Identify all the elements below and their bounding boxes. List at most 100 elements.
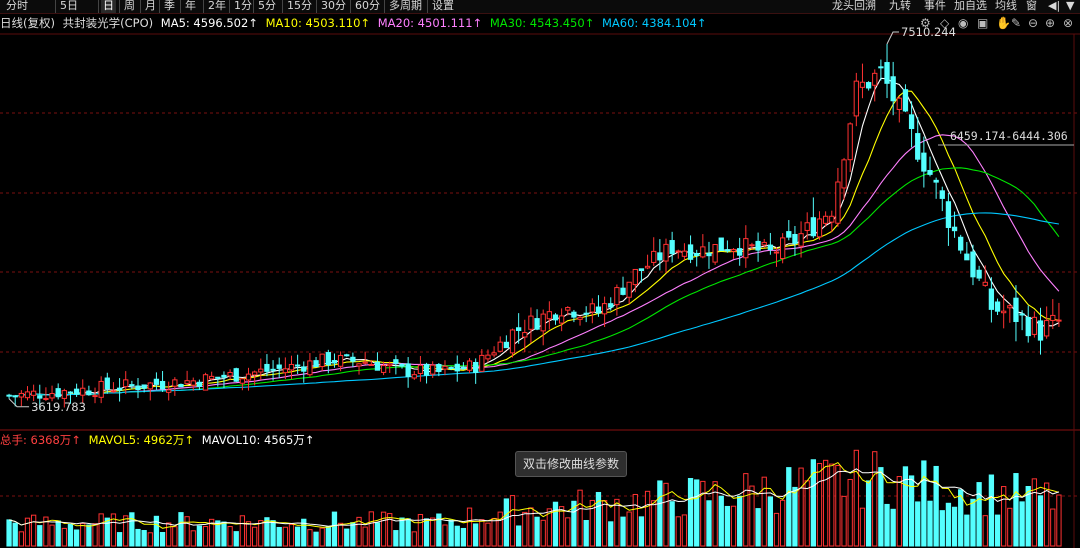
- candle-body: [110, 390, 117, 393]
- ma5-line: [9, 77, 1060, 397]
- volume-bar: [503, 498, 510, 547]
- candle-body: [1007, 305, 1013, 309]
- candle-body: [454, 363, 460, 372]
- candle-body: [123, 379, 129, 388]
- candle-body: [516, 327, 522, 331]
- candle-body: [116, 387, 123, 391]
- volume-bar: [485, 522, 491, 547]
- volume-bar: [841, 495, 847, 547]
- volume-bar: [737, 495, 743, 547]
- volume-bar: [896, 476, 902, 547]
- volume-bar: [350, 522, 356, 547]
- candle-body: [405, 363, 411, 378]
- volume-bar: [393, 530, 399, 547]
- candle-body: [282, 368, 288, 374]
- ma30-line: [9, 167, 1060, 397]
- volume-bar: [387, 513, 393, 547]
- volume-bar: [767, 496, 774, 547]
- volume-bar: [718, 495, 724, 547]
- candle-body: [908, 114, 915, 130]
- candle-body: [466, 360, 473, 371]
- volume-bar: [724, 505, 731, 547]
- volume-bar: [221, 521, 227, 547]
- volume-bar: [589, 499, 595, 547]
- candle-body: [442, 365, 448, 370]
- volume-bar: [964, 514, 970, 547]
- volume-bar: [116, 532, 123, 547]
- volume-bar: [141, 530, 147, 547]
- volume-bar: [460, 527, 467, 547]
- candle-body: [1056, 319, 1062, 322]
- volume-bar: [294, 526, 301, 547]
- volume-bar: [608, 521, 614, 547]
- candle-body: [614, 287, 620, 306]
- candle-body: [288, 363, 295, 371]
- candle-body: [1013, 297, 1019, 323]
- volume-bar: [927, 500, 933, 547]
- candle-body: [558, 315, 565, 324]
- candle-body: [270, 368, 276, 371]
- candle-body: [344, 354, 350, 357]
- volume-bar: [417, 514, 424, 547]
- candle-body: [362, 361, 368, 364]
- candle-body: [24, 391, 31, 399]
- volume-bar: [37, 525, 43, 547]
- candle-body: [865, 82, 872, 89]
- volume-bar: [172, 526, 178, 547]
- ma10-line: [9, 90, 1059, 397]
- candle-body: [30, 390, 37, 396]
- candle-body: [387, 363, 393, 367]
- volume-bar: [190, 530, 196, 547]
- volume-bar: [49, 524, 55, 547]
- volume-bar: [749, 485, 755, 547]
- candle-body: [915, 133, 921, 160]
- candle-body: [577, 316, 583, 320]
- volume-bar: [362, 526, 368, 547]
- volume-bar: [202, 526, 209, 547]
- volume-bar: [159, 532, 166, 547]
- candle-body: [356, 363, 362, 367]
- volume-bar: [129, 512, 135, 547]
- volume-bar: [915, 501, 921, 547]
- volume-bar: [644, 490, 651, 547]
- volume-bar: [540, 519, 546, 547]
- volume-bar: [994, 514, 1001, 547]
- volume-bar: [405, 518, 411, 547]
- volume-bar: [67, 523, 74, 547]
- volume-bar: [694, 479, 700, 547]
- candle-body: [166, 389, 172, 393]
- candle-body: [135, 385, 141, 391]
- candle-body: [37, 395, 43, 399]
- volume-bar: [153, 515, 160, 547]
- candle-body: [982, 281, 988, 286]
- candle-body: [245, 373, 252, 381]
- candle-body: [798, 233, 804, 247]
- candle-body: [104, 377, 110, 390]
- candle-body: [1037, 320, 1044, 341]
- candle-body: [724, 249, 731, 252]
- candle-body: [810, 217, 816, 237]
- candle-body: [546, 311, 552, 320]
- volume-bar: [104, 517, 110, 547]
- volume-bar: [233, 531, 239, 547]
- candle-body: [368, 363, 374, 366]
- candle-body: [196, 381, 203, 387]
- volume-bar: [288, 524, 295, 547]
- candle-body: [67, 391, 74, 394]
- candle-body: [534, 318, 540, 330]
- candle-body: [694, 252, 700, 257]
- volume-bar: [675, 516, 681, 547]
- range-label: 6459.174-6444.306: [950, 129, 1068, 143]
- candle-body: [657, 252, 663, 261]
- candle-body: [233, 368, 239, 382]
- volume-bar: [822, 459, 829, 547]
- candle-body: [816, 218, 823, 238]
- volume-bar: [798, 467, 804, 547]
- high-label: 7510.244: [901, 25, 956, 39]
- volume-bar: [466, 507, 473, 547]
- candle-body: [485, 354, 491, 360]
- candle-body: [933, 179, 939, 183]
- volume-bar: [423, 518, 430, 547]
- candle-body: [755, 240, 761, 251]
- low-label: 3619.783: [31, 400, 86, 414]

...

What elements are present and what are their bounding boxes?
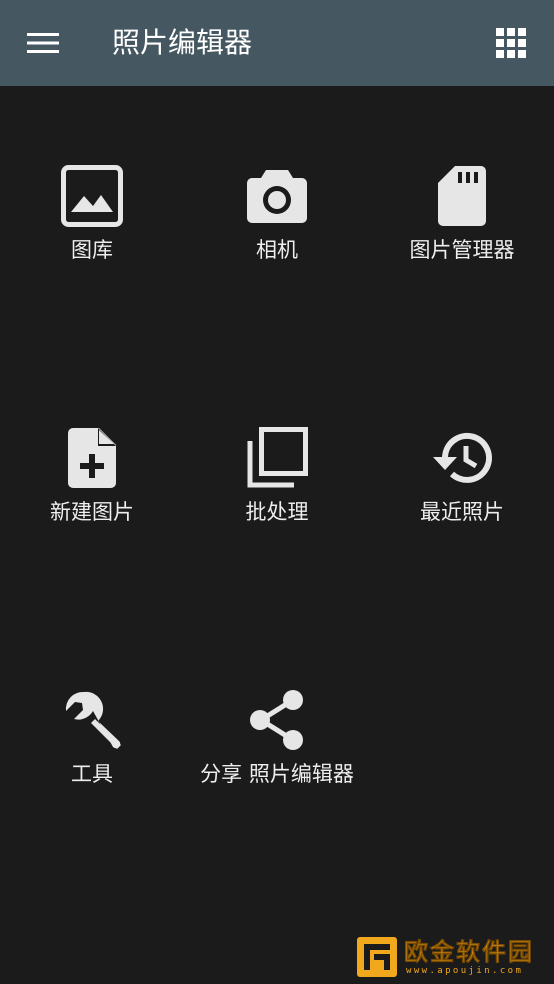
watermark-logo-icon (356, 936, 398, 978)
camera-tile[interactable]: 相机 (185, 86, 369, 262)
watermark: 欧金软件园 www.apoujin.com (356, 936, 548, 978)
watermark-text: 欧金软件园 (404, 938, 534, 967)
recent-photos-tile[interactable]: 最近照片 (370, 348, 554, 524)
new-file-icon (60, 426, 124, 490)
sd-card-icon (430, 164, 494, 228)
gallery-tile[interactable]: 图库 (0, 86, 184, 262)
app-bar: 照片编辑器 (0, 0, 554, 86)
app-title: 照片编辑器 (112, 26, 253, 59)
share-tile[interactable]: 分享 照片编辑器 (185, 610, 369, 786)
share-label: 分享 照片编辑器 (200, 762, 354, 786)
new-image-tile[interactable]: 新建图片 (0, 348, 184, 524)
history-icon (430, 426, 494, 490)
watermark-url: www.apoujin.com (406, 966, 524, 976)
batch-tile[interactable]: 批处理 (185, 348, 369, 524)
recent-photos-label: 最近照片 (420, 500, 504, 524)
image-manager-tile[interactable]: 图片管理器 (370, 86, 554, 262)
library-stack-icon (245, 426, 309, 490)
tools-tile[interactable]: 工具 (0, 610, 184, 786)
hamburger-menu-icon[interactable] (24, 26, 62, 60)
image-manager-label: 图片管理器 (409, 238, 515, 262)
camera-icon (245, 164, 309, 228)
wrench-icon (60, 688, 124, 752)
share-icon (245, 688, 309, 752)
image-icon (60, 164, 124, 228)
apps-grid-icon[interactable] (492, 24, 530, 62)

> [Stated goal]: Select every line in the records above that contains the word "their", treating uppercase and lowercase as distinct.

> [Exercise result]:
Identify all the elements below and their bounding boxes. List at most 100 elements.
What elements are present and what are their bounding boxes?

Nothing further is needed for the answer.